### DIRECTION
Collect each line of the entries that holds the string "text".

### RECORDS SUPPLIED

>> BEGIN

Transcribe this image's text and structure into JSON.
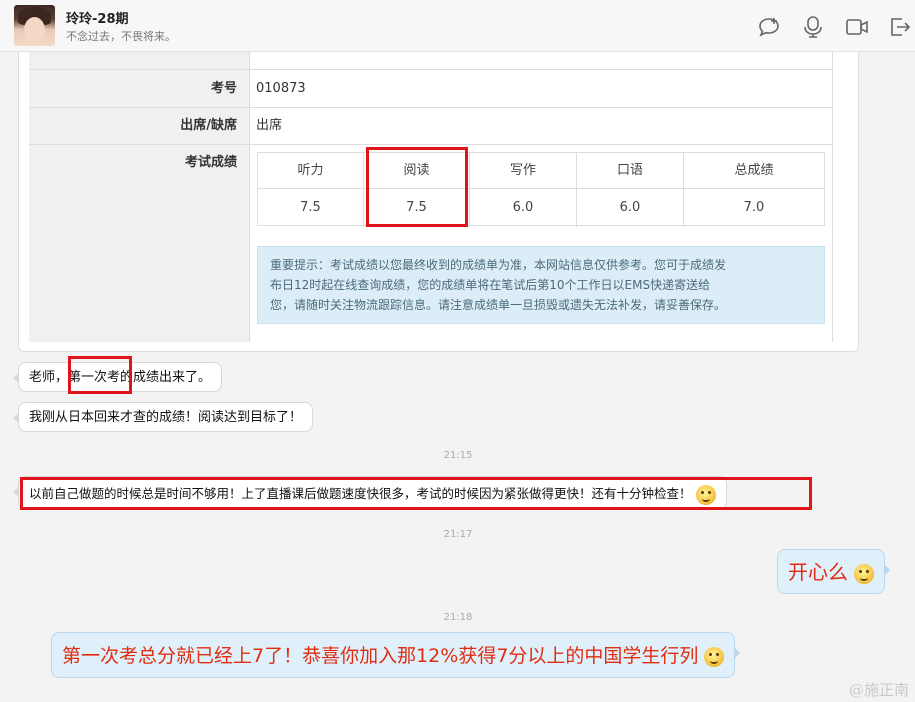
{
  "contact": {
    "name": "玲玲-28期",
    "signature": "不念过去，不畏将来。"
  },
  "header_icons": [
    "chat-bubble-icon",
    "phone-icon",
    "video-icon",
    "share-exit-icon"
  ],
  "score_report": {
    "rows": [
      {
        "label": "考号",
        "value": "010873"
      },
      {
        "label": "出席/缺席",
        "value": "出席"
      },
      {
        "label": "考试成绩",
        "value": ""
      }
    ],
    "scores": [
      {
        "label": "听力",
        "value": "7.5"
      },
      {
        "label": "阅读",
        "value": "7.5"
      },
      {
        "label": "写作",
        "value": "6.0"
      },
      {
        "label": "口语",
        "value": "6.0"
      },
      {
        "label": "总成绩",
        "value": "7.0"
      }
    ],
    "notice_lines": [
      "重要提示：考试成绩以您最终收到的成绩单为准，本网站信息仅供参考。您可于成绩发",
      "布日12时起在线查询成绩，您的成绩单将在笔试后第10个工作日以EMS快递寄送给",
      "您，请随时关注物流跟踪信息。请注意成绩单一旦损毁或遗失无法补发，请妥善保存。"
    ]
  },
  "messages": [
    {
      "side": "left",
      "text": "老师，第一次考的成绩出来了。"
    },
    {
      "side": "left",
      "text": "我刚从日本回来才查的成绩！阅读达到目标了！"
    },
    {
      "type": "time",
      "text": "21:15"
    },
    {
      "side": "left",
      "text": "以前自己做题的时候总是时间不够用！上了直播课后做题速度快很多，考试的时候因为紧张做得更快！还有十分钟检查！"
    },
    {
      "type": "time",
      "text": "21:17"
    },
    {
      "side": "right",
      "text": "开心么"
    },
    {
      "type": "time",
      "text": "21:18"
    },
    {
      "side": "right",
      "text": "第一次考总分就已经上7了！恭喜你加入那12%获得7分以上的中国学生行列"
    }
  ],
  "watermark": "@施正南"
}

>> END

### SOLUTION TO THE PROBLEM
Transcribe this image's text and structure into JSON.
      "text": "老师，第一次考的成绩出来了。"
      "text": "我刚从日本回来才查的成绩！阅读达到目标了！"
      "text": "21:15"
      "text": "以前自己做题的时候总是时间不够用！上了直播课后做题速度快很多，考试的时候因为紧张做得更快！还有十分钟检查！"
      "text": "21:17"
      "text": "开心么"
      "text": "21:18"
      "text": "第一次考总分就已经上7了！恭喜你加入那12%获得7分以上的中国学生行列"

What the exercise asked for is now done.